[GIVEN INSTRUCTION] Copy everything in the listing below word for word, apart from any images.

=-=-=-=-=

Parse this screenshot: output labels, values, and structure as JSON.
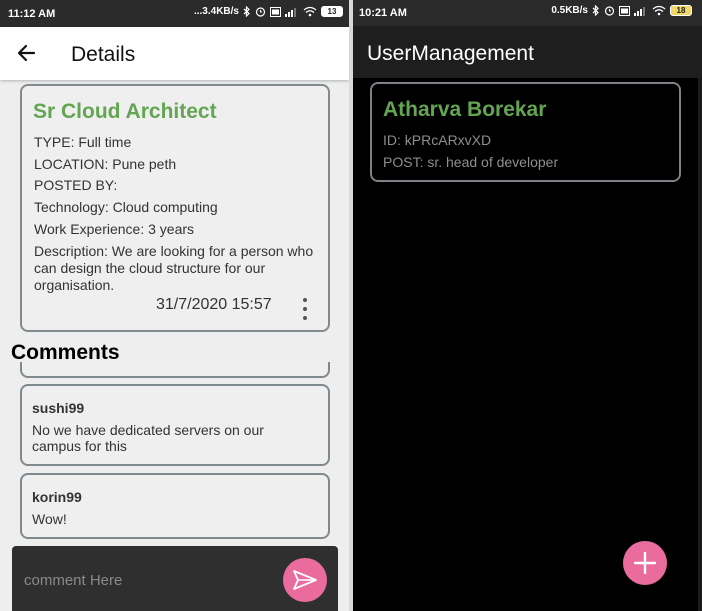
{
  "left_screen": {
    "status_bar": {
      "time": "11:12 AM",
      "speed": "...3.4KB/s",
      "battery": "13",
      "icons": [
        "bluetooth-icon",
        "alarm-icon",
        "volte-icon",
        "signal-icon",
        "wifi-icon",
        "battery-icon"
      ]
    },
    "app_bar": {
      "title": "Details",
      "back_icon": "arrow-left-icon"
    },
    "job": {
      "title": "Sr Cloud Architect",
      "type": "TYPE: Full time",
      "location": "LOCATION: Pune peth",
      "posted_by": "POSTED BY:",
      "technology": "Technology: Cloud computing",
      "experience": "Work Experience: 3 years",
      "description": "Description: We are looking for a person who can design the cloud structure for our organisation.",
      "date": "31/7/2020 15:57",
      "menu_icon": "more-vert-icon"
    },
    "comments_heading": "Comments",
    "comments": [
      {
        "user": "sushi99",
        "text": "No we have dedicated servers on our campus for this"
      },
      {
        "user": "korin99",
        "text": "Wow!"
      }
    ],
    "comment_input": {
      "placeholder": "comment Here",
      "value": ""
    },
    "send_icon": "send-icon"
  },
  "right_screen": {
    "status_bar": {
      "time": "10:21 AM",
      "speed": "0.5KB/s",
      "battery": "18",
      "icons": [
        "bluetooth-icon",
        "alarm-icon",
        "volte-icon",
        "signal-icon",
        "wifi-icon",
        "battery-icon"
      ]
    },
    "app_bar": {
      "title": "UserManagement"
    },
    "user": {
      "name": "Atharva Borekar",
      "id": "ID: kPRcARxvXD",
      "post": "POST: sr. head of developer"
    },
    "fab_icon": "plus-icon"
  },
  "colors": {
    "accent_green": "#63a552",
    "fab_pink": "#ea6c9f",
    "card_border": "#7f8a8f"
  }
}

=-=-=-=-=

[RESPONSE TO THE TASK]
Parse this screenshot: output labels, values, and structure as JSON.
{
  "left_screen": {
    "status_bar": {
      "time": "11:12 AM",
      "speed": "...3.4KB/s",
      "battery": "13",
      "icons": [
        "bluetooth-icon",
        "alarm-icon",
        "volte-icon",
        "signal-icon",
        "wifi-icon",
        "battery-icon"
      ]
    },
    "app_bar": {
      "title": "Details",
      "back_icon": "arrow-left-icon"
    },
    "job": {
      "title": "Sr Cloud Architect",
      "type": "TYPE: Full time",
      "location": "LOCATION: Pune peth",
      "posted_by": "POSTED BY:",
      "technology": "Technology: Cloud computing",
      "experience": "Work Experience: 3 years",
      "description": "Description: We are looking for a person who can design the cloud structure for our organisation.",
      "date": "31/7/2020 15:57",
      "menu_icon": "more-vert-icon"
    },
    "comments_heading": "Comments",
    "comments": [
      {
        "user": "sushi99",
        "text": "No we have dedicated servers on our campus for this"
      },
      {
        "user": "korin99",
        "text": "Wow!"
      }
    ],
    "comment_input": {
      "placeholder": "comment Here",
      "value": ""
    },
    "send_icon": "send-icon"
  },
  "right_screen": {
    "status_bar": {
      "time": "10:21 AM",
      "speed": "0.5KB/s",
      "battery": "18",
      "icons": [
        "bluetooth-icon",
        "alarm-icon",
        "volte-icon",
        "signal-icon",
        "wifi-icon",
        "battery-icon"
      ]
    },
    "app_bar": {
      "title": "UserManagement"
    },
    "user": {
      "name": "Atharva Borekar",
      "id": "ID: kPRcARxvXD",
      "post": "POST: sr. head of developer"
    },
    "fab_icon": "plus-icon"
  },
  "colors": {
    "accent_green": "#63a552",
    "fab_pink": "#ea6c9f",
    "card_border": "#7f8a8f"
  }
}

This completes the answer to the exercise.